* Start INPUT *

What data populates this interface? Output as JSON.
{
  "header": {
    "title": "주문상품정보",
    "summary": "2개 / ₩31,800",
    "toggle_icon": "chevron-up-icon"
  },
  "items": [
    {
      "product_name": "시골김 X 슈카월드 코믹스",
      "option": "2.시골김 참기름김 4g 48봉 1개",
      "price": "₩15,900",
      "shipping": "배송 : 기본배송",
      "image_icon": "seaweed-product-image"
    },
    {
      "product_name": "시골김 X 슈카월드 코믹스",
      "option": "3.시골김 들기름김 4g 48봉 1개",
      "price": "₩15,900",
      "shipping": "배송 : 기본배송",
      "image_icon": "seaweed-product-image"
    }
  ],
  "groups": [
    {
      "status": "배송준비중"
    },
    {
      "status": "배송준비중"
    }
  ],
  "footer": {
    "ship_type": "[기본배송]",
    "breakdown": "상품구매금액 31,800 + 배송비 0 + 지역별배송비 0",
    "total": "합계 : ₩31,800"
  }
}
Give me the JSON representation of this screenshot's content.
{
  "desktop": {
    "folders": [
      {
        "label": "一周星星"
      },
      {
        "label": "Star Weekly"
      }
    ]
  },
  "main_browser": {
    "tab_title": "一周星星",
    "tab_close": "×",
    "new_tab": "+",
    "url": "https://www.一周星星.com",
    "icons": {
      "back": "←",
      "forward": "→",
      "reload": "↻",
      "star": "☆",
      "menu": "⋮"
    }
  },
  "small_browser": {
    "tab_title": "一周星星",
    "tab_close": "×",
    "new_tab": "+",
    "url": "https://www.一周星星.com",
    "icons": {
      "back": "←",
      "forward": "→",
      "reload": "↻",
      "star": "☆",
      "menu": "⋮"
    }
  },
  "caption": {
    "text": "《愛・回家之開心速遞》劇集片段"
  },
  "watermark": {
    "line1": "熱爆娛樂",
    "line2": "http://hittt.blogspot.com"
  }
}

* End INPUT *

EXERCISE:
Extract all lines that hold the word "option".

RESPONSE TO THIS EXERCISE:
      "option": "2.시골김 참기름김 4g 48봉 1개",
      "option": "3.시골김 들기름김 4g 48봉 1개",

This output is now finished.